▸ **Written instruction**: Without altering anything, repeat each of the records.

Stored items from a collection
┄┄┄┄┄┄┄┄┄┄
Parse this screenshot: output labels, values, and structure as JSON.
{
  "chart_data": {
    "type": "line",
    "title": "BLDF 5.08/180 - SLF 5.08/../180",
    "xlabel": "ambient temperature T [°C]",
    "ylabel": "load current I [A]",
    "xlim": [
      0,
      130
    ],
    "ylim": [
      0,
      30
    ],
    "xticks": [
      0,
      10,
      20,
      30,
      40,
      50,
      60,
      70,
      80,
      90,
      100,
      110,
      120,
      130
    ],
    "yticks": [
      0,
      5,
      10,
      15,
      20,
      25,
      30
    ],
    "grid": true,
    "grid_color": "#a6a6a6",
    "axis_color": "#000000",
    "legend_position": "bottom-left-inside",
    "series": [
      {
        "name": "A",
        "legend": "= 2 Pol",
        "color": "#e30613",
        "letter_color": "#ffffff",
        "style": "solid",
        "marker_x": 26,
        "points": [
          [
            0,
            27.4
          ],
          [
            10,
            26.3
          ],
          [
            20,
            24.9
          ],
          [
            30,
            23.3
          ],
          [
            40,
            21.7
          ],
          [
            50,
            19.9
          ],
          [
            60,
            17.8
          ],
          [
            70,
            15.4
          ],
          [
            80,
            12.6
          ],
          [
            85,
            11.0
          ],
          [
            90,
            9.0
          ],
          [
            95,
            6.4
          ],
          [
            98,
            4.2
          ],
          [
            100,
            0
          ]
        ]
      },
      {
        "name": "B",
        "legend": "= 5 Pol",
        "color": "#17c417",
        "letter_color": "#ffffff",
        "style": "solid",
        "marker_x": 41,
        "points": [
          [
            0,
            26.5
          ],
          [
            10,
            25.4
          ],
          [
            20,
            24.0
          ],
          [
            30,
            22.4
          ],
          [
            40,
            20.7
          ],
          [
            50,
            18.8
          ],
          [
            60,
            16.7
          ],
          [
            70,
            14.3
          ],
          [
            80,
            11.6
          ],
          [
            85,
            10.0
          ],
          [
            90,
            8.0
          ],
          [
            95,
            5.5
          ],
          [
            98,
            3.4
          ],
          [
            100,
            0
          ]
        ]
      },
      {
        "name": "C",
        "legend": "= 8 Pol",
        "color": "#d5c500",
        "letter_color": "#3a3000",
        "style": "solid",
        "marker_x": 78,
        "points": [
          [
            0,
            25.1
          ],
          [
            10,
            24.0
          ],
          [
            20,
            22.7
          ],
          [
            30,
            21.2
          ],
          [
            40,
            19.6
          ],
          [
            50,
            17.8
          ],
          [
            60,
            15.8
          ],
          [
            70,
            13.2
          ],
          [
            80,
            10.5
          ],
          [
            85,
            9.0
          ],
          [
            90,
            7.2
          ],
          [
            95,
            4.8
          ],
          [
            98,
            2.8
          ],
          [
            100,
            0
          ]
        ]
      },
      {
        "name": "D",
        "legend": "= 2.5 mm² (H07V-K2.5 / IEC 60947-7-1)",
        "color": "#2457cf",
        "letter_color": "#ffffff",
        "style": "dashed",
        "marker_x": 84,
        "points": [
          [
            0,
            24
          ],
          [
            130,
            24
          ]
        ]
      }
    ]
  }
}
┄┄┄┄┄┄┄┄┄┄
▸ **Task result**:
Parse this screenshot: output labels, values, and structure as JSON.
{
  "chart_data": {
    "type": "line",
    "title": "BLDF 5.08/180 - SLF 5.08/../180",
    "xlabel": "ambient temperature T [°C]",
    "ylabel": "load current I [A]",
    "xlim": [
      0,
      130
    ],
    "ylim": [
      0,
      30
    ],
    "xticks": [
      0,
      10,
      20,
      30,
      40,
      50,
      60,
      70,
      80,
      90,
      100,
      110,
      120,
      130
    ],
    "yticks": [
      0,
      5,
      10,
      15,
      20,
      25,
      30
    ],
    "grid": true,
    "grid_color": "#a6a6a6",
    "axis_color": "#000000",
    "legend_position": "bottom-left-inside",
    "series": [
      {
        "name": "A",
        "legend": "= 2 Pol",
        "color": "#e30613",
        "letter_color": "#ffffff",
        "style": "solid",
        "marker_x": 26,
        "points": [
          [
            0,
            27.4
          ],
          [
            10,
            26.3
          ],
          [
            20,
            24.9
          ],
          [
            30,
            23.3
          ],
          [
            40,
            21.7
          ],
          [
            50,
            19.9
          ],
          [
            60,
            17.8
          ],
          [
            70,
            15.4
          ],
          [
            80,
            12.6
          ],
          [
            85,
            11.0
          ],
          [
            90,
            9.0
          ],
          [
            95,
            6.4
          ],
          [
            98,
            4.2
          ],
          [
            100,
            0
          ]
        ]
      },
      {
        "name": "B",
        "legend": "= 5 Pol",
        "color": "#17c417",
        "letter_color": "#ffffff",
        "style": "solid",
        "marker_x": 41,
        "points": [
          [
            0,
            26.5
          ],
          [
            10,
            25.4
          ],
          [
            20,
            24.0
          ],
          [
            30,
            22.4
          ],
          [
            40,
            20.7
          ],
          [
            50,
            18.8
          ],
          [
            60,
            16.7
          ],
          [
            70,
            14.3
          ],
          [
            80,
            11.6
          ],
          [
            85,
            10.0
          ],
          [
            90,
            8.0
          ],
          [
            95,
            5.5
          ],
          [
            98,
            3.4
          ],
          [
            100,
            0
          ]
        ]
      },
      {
        "name": "C",
        "legend": "= 8 Pol",
        "color": "#d5c500",
        "letter_color": "#3a3000",
        "style": "solid",
        "marker_x": 78,
        "points": [
          [
            0,
            25.1
          ],
          [
            10,
            24.0
          ],
          [
            20,
            22.7
          ],
          [
            30,
            21.2
          ],
          [
            40,
            19.6
          ],
          [
            50,
            17.8
          ],
          [
            60,
            15.8
          ],
          [
            70,
            13.2
          ],
          [
            80,
            10.5
          ],
          [
            85,
            9.0
          ],
          [
            90,
            7.2
          ],
          [
            95,
            4.8
          ],
          [
            98,
            2.8
          ],
          [
            100,
            0
          ]
        ]
      },
      {
        "name": "D",
        "legend": "= 2.5 mm² (H07V-K2.5 / IEC 60947-7-1)",
        "color": "#2457cf",
        "letter_color": "#ffffff",
        "style": "dashed",
        "marker_x": 84,
        "points": [
          [
            0,
            24
          ],
          [
            130,
            24
          ]
        ]
      }
    ]
  }
}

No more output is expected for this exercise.